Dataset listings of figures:
----------

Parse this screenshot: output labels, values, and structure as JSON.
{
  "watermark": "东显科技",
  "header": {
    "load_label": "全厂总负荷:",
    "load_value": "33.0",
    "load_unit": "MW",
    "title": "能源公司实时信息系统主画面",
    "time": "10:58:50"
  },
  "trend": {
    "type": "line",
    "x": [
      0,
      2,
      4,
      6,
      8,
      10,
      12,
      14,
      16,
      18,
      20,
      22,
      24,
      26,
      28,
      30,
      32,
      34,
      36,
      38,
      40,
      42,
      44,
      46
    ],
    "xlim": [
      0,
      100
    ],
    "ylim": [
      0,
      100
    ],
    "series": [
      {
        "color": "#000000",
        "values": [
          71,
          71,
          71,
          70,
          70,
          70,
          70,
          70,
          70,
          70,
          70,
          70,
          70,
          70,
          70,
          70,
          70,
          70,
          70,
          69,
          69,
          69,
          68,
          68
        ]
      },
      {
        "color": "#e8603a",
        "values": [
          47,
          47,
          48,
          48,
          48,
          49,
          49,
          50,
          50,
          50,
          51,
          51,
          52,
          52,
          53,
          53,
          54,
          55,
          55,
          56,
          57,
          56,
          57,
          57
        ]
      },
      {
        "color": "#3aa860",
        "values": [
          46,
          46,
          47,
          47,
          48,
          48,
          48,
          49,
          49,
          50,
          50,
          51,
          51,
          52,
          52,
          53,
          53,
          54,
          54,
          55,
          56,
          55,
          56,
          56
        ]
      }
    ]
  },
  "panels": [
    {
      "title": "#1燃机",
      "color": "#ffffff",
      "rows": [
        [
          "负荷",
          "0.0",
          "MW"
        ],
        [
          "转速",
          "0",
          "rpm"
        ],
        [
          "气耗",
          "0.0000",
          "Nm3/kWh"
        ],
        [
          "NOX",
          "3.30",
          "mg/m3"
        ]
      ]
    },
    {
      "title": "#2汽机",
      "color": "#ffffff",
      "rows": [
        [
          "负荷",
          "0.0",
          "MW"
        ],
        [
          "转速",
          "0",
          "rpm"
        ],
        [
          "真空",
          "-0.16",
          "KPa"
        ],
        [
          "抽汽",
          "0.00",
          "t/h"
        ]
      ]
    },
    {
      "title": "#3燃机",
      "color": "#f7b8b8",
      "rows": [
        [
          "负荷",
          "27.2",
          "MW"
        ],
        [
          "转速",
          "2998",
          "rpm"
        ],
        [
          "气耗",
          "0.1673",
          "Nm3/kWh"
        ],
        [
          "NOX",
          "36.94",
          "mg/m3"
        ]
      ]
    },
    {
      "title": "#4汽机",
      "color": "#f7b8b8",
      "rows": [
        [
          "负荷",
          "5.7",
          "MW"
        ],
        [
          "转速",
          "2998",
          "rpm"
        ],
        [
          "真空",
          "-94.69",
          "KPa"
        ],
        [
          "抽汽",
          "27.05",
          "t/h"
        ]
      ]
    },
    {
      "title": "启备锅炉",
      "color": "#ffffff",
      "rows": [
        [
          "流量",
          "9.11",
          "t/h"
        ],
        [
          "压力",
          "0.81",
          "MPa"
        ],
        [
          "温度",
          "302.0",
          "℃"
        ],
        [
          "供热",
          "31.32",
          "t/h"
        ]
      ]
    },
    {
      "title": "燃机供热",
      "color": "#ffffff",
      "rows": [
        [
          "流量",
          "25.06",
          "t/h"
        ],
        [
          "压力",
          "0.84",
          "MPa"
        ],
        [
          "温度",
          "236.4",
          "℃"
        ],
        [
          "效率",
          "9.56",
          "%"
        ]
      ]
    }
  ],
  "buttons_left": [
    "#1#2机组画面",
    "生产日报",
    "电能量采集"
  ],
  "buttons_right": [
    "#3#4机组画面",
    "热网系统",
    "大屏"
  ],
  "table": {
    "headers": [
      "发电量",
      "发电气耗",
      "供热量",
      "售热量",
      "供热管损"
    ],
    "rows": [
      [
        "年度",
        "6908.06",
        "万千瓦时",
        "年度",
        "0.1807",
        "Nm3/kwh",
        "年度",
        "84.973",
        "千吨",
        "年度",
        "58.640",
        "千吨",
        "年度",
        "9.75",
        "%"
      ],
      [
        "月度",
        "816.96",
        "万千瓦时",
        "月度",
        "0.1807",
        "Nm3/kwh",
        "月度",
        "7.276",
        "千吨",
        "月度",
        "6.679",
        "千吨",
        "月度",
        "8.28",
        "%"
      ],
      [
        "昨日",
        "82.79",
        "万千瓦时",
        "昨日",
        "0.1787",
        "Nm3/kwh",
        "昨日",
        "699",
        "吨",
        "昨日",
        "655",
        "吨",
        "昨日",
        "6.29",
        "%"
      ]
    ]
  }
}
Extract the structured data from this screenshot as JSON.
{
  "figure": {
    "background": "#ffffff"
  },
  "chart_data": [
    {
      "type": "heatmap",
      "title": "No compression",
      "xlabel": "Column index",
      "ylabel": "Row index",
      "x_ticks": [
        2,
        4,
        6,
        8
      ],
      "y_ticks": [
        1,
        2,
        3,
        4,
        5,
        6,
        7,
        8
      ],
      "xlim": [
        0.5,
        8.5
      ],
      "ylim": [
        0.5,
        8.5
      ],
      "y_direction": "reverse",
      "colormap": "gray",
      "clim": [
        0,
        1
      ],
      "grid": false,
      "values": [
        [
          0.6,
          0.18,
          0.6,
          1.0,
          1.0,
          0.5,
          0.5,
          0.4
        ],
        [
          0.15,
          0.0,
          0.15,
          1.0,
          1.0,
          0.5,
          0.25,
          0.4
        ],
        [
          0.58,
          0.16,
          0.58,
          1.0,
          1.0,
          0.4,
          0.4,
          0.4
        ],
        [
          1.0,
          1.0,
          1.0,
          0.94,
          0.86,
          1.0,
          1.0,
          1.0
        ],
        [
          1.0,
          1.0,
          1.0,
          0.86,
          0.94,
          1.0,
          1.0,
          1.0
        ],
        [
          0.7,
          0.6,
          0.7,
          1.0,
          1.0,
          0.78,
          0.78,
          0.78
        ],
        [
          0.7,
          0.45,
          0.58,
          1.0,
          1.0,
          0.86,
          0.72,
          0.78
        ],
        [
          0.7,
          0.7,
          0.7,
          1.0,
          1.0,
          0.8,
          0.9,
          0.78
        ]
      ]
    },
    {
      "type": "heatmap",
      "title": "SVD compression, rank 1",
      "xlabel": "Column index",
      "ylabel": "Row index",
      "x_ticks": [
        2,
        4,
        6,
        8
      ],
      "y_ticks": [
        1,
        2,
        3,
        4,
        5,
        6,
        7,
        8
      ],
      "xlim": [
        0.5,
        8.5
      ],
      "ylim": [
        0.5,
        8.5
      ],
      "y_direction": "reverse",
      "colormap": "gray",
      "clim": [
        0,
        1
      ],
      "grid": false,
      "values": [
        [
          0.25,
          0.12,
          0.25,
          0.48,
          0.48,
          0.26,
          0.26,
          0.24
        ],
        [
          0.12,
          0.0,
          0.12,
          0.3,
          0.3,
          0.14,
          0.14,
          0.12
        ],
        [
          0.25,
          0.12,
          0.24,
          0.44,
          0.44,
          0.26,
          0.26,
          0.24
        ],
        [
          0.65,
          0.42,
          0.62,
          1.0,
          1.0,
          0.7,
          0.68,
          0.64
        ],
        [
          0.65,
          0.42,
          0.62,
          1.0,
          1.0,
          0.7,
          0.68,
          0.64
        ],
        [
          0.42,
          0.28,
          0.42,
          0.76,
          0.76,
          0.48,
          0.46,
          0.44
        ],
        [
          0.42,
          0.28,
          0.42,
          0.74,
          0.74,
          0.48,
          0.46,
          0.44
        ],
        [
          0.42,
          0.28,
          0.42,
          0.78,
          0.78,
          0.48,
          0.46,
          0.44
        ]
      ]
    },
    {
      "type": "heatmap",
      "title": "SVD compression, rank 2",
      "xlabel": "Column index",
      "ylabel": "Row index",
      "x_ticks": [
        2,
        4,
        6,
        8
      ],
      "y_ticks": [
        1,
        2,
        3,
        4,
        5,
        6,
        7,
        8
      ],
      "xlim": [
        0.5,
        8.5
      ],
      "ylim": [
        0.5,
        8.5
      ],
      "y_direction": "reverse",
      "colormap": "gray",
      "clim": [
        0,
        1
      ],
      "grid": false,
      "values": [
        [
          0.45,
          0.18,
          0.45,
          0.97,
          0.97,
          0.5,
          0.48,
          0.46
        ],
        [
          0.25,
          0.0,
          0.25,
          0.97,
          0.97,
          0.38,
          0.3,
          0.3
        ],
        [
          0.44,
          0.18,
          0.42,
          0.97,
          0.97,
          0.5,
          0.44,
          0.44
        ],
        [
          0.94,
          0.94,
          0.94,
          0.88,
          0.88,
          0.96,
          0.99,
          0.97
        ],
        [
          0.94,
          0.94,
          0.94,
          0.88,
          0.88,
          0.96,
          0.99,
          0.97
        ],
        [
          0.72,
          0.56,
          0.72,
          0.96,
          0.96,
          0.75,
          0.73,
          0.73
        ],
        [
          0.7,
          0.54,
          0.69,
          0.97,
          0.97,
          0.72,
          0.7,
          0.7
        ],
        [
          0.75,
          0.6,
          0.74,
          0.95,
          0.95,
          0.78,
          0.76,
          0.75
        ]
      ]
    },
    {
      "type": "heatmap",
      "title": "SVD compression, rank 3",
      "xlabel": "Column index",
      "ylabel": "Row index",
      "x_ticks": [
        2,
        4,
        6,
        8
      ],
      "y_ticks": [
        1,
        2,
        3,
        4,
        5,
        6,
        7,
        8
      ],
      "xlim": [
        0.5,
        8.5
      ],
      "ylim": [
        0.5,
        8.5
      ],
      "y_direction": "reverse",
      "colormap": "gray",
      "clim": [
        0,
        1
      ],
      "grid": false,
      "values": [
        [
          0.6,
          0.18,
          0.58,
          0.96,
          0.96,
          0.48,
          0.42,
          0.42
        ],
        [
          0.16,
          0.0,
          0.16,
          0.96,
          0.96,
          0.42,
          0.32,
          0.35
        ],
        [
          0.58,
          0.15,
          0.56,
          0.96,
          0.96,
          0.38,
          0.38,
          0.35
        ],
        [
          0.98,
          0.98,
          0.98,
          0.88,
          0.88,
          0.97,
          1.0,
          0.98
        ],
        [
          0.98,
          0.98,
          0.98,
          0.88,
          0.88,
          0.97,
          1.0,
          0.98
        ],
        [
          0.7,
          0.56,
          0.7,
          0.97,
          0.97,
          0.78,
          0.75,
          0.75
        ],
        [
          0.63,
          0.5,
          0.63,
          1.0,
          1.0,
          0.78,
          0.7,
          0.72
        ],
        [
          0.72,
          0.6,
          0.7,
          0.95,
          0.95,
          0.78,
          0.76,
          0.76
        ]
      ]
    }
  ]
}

----------

TASK STATEMENT
Every line of the listing that holds "rank" should be found and copied.

EXERCISE OUTPUT
      "title": "SVD compression, rank 1",
      "title": "SVD compression, rank 2",
      "title": "SVD compression, rank 3",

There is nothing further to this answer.